▸ **What to work on**
The records are to be restated in their entirety, word for word.

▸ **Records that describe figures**
»»

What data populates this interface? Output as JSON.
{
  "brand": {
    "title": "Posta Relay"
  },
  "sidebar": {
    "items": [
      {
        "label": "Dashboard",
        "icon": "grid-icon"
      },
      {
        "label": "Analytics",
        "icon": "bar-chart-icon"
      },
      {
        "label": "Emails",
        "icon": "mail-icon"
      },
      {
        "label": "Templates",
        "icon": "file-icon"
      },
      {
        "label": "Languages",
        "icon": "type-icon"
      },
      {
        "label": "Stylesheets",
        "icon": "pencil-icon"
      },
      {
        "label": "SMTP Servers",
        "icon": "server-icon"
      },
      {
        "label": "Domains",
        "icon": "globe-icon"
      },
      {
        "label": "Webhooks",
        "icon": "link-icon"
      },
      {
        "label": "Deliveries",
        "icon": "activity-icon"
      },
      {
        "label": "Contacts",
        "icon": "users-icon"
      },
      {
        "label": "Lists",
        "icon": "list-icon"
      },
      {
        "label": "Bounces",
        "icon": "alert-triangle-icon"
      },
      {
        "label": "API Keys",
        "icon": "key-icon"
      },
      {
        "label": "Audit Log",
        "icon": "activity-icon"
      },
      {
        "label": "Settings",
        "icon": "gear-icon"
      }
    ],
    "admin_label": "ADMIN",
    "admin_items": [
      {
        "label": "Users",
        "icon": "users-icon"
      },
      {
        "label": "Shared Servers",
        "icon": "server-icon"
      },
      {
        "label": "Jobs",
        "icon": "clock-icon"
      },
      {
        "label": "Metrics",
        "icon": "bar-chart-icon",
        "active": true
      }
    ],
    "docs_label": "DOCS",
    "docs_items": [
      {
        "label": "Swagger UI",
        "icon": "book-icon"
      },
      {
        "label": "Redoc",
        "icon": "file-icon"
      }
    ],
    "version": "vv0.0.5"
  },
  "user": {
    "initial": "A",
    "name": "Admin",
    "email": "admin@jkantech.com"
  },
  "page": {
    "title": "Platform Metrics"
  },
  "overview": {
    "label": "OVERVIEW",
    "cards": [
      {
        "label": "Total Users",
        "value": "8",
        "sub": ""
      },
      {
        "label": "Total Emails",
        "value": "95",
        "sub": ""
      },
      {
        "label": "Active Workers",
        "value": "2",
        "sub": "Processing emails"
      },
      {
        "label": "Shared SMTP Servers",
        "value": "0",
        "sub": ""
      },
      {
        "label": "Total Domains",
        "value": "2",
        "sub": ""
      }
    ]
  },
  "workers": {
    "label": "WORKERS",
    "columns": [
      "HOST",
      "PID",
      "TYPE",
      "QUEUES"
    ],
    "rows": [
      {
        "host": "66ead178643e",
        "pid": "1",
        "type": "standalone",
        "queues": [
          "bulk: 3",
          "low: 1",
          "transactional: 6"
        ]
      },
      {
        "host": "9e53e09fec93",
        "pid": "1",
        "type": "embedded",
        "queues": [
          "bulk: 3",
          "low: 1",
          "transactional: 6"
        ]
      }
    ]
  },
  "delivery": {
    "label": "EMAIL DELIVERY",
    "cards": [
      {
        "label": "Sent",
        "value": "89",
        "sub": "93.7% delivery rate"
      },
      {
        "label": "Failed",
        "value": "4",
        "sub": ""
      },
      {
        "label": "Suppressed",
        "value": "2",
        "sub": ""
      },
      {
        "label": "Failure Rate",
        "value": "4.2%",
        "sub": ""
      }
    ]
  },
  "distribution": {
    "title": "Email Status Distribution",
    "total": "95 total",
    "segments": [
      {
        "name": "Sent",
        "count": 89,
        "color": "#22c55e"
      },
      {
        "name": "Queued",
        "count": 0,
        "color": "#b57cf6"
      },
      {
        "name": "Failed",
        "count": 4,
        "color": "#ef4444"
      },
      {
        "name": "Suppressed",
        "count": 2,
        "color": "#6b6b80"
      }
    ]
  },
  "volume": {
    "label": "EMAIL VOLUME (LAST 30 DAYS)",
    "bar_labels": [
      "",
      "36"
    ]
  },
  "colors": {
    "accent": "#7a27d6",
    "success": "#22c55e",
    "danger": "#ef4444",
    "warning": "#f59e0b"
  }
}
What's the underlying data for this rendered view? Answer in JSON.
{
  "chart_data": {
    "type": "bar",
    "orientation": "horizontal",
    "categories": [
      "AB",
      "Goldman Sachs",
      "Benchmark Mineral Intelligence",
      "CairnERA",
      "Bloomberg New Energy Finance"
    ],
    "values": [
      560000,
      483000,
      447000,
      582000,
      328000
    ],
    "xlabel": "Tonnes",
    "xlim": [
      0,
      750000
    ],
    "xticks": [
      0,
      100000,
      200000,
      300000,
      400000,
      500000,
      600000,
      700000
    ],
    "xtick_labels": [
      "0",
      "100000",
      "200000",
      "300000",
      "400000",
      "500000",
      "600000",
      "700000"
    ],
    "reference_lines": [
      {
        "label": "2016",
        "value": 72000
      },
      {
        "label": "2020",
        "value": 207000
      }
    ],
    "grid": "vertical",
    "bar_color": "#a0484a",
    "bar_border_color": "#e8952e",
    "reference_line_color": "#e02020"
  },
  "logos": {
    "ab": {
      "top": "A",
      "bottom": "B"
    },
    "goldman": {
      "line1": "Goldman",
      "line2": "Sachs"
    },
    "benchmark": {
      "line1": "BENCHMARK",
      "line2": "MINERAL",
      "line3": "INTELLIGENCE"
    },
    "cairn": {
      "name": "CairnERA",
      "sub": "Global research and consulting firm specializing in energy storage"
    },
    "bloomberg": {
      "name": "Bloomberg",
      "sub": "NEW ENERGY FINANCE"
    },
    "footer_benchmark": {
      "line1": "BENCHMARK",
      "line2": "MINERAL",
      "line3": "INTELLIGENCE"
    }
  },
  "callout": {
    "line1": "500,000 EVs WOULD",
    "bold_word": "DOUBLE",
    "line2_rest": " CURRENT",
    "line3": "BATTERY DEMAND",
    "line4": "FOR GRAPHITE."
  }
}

««

▸ **Written answer**
What data populates this interface? Output as JSON.
{
  "brand": {
    "title": "Posta Relay"
  },
  "sidebar": {
    "items": [
      {
        "label": "Dashboard",
        "icon": "grid-icon"
      },
      {
        "label": "Analytics",
        "icon": "bar-chart-icon"
      },
      {
        "label": "Emails",
        "icon": "mail-icon"
      },
      {
        "label": "Templates",
        "icon": "file-icon"
      },
      {
        "label": "Languages",
        "icon": "type-icon"
      },
      {
        "label": "Stylesheets",
        "icon": "pencil-icon"
      },
      {
        "label": "SMTP Servers",
        "icon": "server-icon"
      },
      {
        "label": "Domains",
        "icon": "globe-icon"
      },
      {
        "label": "Webhooks",
        "icon": "link-icon"
      },
      {
        "label": "Deliveries",
        "icon": "activity-icon"
      },
      {
        "label": "Contacts",
        "icon": "users-icon"
      },
      {
        "label": "Lists",
        "icon": "list-icon"
      },
      {
        "label": "Bounces",
        "icon": "alert-triangle-icon"
      },
      {
        "label": "API Keys",
        "icon": "key-icon"
      },
      {
        "label": "Audit Log",
        "icon": "activity-icon"
      },
      {
        "label": "Settings",
        "icon": "gear-icon"
      }
    ],
    "admin_label": "ADMIN",
    "admin_items": [
      {
        "label": "Users",
        "icon": "users-icon"
      },
      {
        "label": "Shared Servers",
        "icon": "server-icon"
      },
      {
        "label": "Jobs",
        "icon": "clock-icon"
      },
      {
        "label": "Metrics",
        "icon": "bar-chart-icon",
        "active": true
      }
    ],
    "docs_label": "DOCS",
    "docs_items": [
      {
        "label": "Swagger UI",
        "icon": "book-icon"
      },
      {
        "label": "Redoc",
        "icon": "file-icon"
      }
    ],
    "version": "vv0.0.5"
  },
  "user": {
    "initial": "A",
    "name": "Admin",
    "email": "admin@jkantech.com"
  },
  "page": {
    "title": "Platform Metrics"
  },
  "overview": {
    "label": "OVERVIEW",
    "cards": [
      {
        "label": "Total Users",
        "value": "8",
        "sub": ""
      },
      {
        "label": "Total Emails",
        "value": "95",
        "sub": ""
      },
      {
        "label": "Active Workers",
        "value": "2",
        "sub": "Processing emails"
      },
      {
        "label": "Shared SMTP Servers",
        "value": "0",
        "sub": ""
      },
      {
        "label": "Total Domains",
        "value": "2",
        "sub": ""
      }
    ]
  },
  "workers": {
    "label": "WORKERS",
    "columns": [
      "HOST",
      "PID",
      "TYPE",
      "QUEUES"
    ],
    "rows": [
      {
        "host": "66ead178643e",
        "pid": "1",
        "type": "standalone",
        "queues": [
          "bulk: 3",
          "low: 1",
          "transactional: 6"
        ]
      },
      {
        "host": "9e53e09fec93",
        "pid": "1",
        "type": "embedded",
        "queues": [
          "bulk: 3",
          "low: 1",
          "transactional: 6"
        ]
      }
    ]
  },
  "delivery": {
    "label": "EMAIL DELIVERY",
    "cards": [
      {
        "label": "Sent",
        "value": "89",
        "sub": "93.7% delivery rate"
      },
      {
        "label": "Failed",
        "value": "4",
        "sub": ""
      },
      {
        "label": "Suppressed",
        "value": "2",
        "sub": ""
      },
      {
        "label": "Failure Rate",
        "value": "4.2%",
        "sub": ""
      }
    ]
  },
  "distribution": {
    "title": "Email Status Distribution",
    "total": "95 total",
    "segments": [
      {
        "name": "Sent",
        "count": 89,
        "color": "#22c55e"
      },
      {
        "name": "Queued",
        "count": 0,
        "color": "#b57cf6"
      },
      {
        "name": "Failed",
        "count": 4,
        "color": "#ef4444"
      },
      {
        "name": "Suppressed",
        "count": 2,
        "color": "#6b6b80"
      }
    ]
  },
  "volume": {
    "label": "EMAIL VOLUME (LAST 30 DAYS)",
    "bar_labels": [
      "",
      "36"
    ]
  },
  "colors": {
    "accent": "#7a27d6",
    "success": "#22c55e",
    "danger": "#ef4444",
    "warning": "#f59e0b"
  }
}
What's the underlying data for this rendered view? Answer in JSON.
{
  "chart_data": {
    "type": "bar",
    "orientation": "horizontal",
    "categories": [
      "AB",
      "Goldman Sachs",
      "Benchmark Mineral Intelligence",
      "CairnERA",
      "Bloomberg New Energy Finance"
    ],
    "values": [
      560000,
      483000,
      447000,
      582000,
      328000
    ],
    "xlabel": "Tonnes",
    "xlim": [
      0,
      750000
    ],
    "xticks": [
      0,
      100000,
      200000,
      300000,
      400000,
      500000,
      600000,
      700000
    ],
    "xtick_labels": [
      "0",
      "100000",
      "200000",
      "300000",
      "400000",
      "500000",
      "600000",
      "700000"
    ],
    "reference_lines": [
      {
        "label": "2016",
        "value": 72000
      },
      {
        "label": "2020",
        "value": 207000
      }
    ],
    "grid": "vertical",
    "bar_color": "#a0484a",
    "bar_border_color": "#e8952e",
    "reference_line_color": "#e02020"
  },
  "logos": {
    "ab": {
      "top": "A",
      "bottom": "B"
    },
    "goldman": {
      "line1": "Goldman",
      "line2": "Sachs"
    },
    "benchmark": {
      "line1": "BENCHMARK",
      "line2": "MINERAL",
      "line3": "INTELLIGENCE"
    },
    "cairn": {
      "name": "CairnERA",
      "sub": "Global research and consulting firm specializing in energy storage"
    },
    "bloomberg": {
      "name": "Bloomberg",
      "sub": "NEW ENERGY FINANCE"
    },
    "footer_benchmark": {
      "line1": "BENCHMARK",
      "line2": "MINERAL",
      "line3": "INTELLIGENCE"
    }
  },
  "callout": {
    "line1": "500,000 EVs WOULD",
    "bold_word": "DOUBLE",
    "line2_rest": " CURRENT",
    "line3": "BATTERY DEMAND",
    "line4": "FOR GRAPHITE."
  }
}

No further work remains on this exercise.